## Request
Print the records below line for line, without changing anything, and omit the pictures from your output.

## Supplied records
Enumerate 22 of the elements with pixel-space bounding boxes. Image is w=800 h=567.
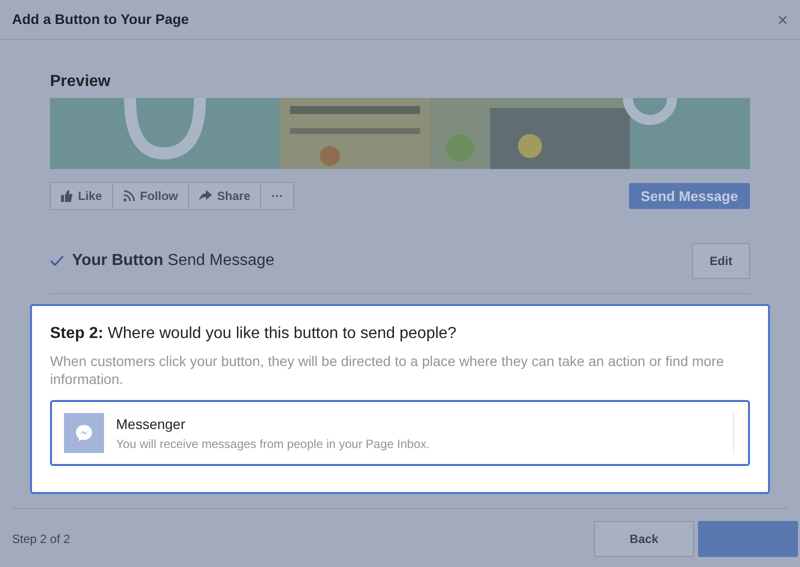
option-title: Messenger bbox=[116, 414, 186, 434]
section-heading: Preview bbox=[50, 72, 112, 92]
step-description: When customers click your button, they will be directed to a place where they can take an action or find more information. bbox=[50, 352, 725, 388]
destination-option[interactable]: Messenger You will receive messages from people in your Page Inbox. bbox=[50, 400, 750, 466]
your-button-label: Your Button Send Message bbox=[72, 251, 274, 271]
follow-button[interactable]: Follow bbox=[113, 183, 190, 209]
primary-button[interactable] bbox=[698, 521, 798, 557]
rss-icon bbox=[123, 190, 136, 202]
thumbs-up-icon bbox=[61, 190, 73, 202]
more-button[interactable]: ··· bbox=[261, 183, 294, 209]
dialog-title: Add a Button to Your Page bbox=[12, 10, 189, 29]
step-counter-text: Step 2 of 2 bbox=[12, 531, 70, 548]
send-message-button[interactable]: Send Message bbox=[628, 183, 750, 209]
messenger-icon bbox=[64, 413, 104, 453]
close-button[interactable]: × bbox=[777, 10, 788, 28]
edit-button[interactable]: Edit bbox=[692, 243, 750, 279]
back-button[interactable]: Back bbox=[594, 521, 694, 557]
step-question: Step 2: Where would you like this button to send people? bbox=[50, 324, 458, 344]
like-button[interactable]: Like bbox=[51, 183, 114, 209]
share-arrow-icon bbox=[199, 190, 212, 202]
share-button[interactable]: Share bbox=[189, 183, 262, 209]
option-description: You will receive messages from people in your Page Inbox. bbox=[116, 436, 430, 452]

## Output below
Enumerate 22 of the elements with pixel-space bounding boxes. Image is w=800 h=567.
option-title: Messenger bbox=[116, 414, 186, 434]
section-heading: Preview bbox=[50, 72, 112, 92]
step-description: When customers click your button, they will be directed to a place where they can take an action or find more information. bbox=[50, 352, 725, 388]
destination-option[interactable]: Messenger You will receive messages from people in your Page Inbox. bbox=[50, 400, 750, 466]
your-button-label: Your Button Send Message bbox=[72, 251, 274, 271]
follow-button[interactable]: Follow bbox=[113, 183, 190, 209]
primary-button[interactable] bbox=[698, 521, 798, 557]
rss-icon bbox=[123, 190, 136, 202]
thumbs-up-icon bbox=[61, 190, 73, 202]
more-button[interactable]: ··· bbox=[261, 183, 294, 209]
dialog-title: Add a Button to Your Page bbox=[12, 10, 189, 29]
step-counter-text: Step 2 of 2 bbox=[12, 531, 70, 548]
send-message-button[interactable]: Send Message bbox=[628, 183, 750, 209]
messenger-icon bbox=[64, 413, 104, 453]
close-button[interactable]: × bbox=[777, 10, 788, 28]
edit-button[interactable]: Edit bbox=[692, 243, 750, 279]
back-button[interactable]: Back bbox=[594, 521, 694, 557]
step-question: Step 2: Where would you like this button to send people? bbox=[50, 324, 458, 344]
like-button[interactable]: Like bbox=[51, 183, 114, 209]
share-arrow-icon bbox=[199, 190, 212, 202]
share-button[interactable]: Share bbox=[189, 183, 262, 209]
option-description: You will receive messages from people in your Page Inbox. bbox=[116, 436, 430, 452]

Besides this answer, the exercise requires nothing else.